* Begin RECORD SET *
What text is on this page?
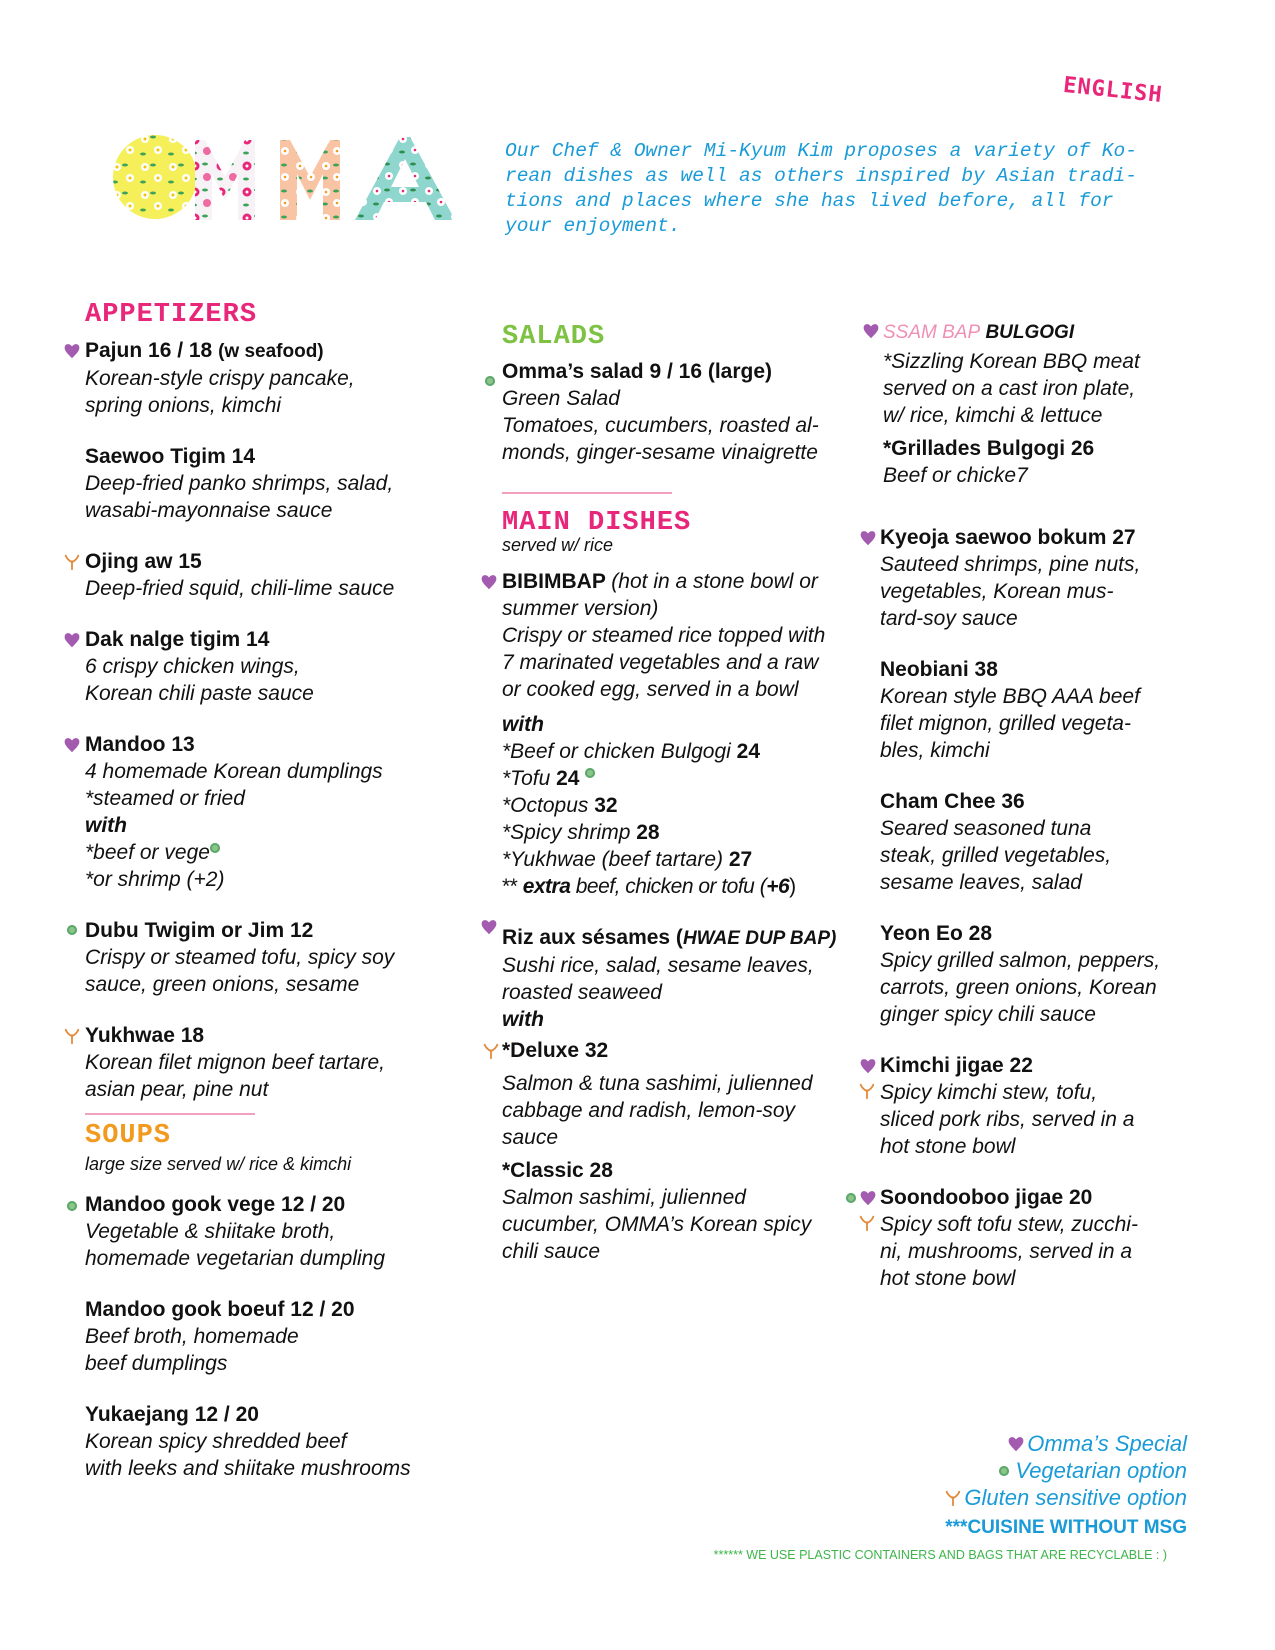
ENGLISH
Our Chef & Owner Mi-Kyum Kim proposes a variety of Ko-
rean dishes as well as others inspired by Asian tradi-
tions and places where she has lived before, all for
your enjoyment.
APPETIZERS
Pajun 16 / 18 (w seafood)
Korean-style crispy pancake,
spring onions, kimchi
Saewoo Tigim 14
Deep-fried panko shrimps, salad,
wasabi-mayonnaise sauce
Ojing aw 15
Deep-fried squid, chili-lime sauce
Dak nalge tigim 14
6 crispy chicken wings,
Korean chili paste sauce
Mandoo 13
4 homemade Korean dumplings
*steamed or fried
with
*beef or vege
*or shrimp (+2)
Dubu Twigim or Jim 12
Crispy or steamed tofu, spicy soy
sauce, green onions, sesame
Yukhwae 18
Korean filet mignon beef tartare,
asian pear, pine nut
SOUPS
large size served w/ rice & kimchi
Mandoo gook vege 12 / 20
Vegetable & shiitake broth,
homemade vegetarian dumpling
Mandoo gook boeuf 12 / 20
Beef broth, homemade
beef dumplings
Yukaejang 12 / 20
Korean spicy shredded beef
with leeks and shiitake mushrooms
SALADS
Omma’s salad 9 / 16 (large)
Green Salad
Tomatoes, cucumbers, roasted al-
monds, ginger-sesame vinaigrette
MAIN DISHES
served w/ rice
BIBIMBAP (hot in a stone bowl or
summer version)
Crispy or steamed rice topped with
7 marinated vegetables and a raw
or cooked egg, served in a bowl
with
*Beef or chicken Bulgogi 24
*Tofu 24
*Octopus 32
*Spicy shrimp 28
*Yukhwae (beef tartare) 27
** extra beef, chicken or tofu (+6)
Riz aux sésames (HWAE DUP BAP)
Sushi rice, salad, sesame leaves,
roasted seaweed
with
*Deluxe 32
Salmon & tuna sashimi, julienned
cabbage and radish, lemon-soy
sauce
*Classic 28
Salmon sashimi, julienned
cucumber, OMMA’s Korean spicy
chili sauce
SSAM BAP BULGOGI
*Sizzling Korean BBQ meat
served on a cast iron plate,
w/ rice, kimchi & lettuce
*Grillades Bulgogi 26
Beef or chicke7
Kyeoja saewoo bokum 27
Sauteed shrimps, pine nuts,
vegetables, Korean mus-
tard-soy sauce
Neobiani 38
Korean style BBQ AAA beef
filet mignon, grilled vegeta-
bles, kimchi
Cham Chee 36
Seared seasoned tuna
steak, grilled vegetables,
sesame leaves, salad
Yeon Eo 28
Spicy grilled salmon, peppers,
carrots, green onions, Korean
ginger spicy chili sauce
Kimchi jigae 22
Spicy kimchi stew, tofu,
sliced pork ribs, served in a
hot stone bowl
Soondooboo jigae 20
Spicy soft tofu stew, zucchi-
ni, mushrooms, served in a
hot stone bowl
Omma’s Special
Vegetarian option
Gluten sensitive option
***CUISINE WITHOUT MSG
****** WE USE PLASTIC CONTAINERS AND BAGS THAT ARE RECYCLABLE : )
* End RECORD SET *
◆ **WRITTEN EXERCISE**
All lines above containing the string "tartare" are to be collected.

◆ **TASK ANSWER**
Korean filet mignon beef tartare,
*Yukhwae (beef tartare) 27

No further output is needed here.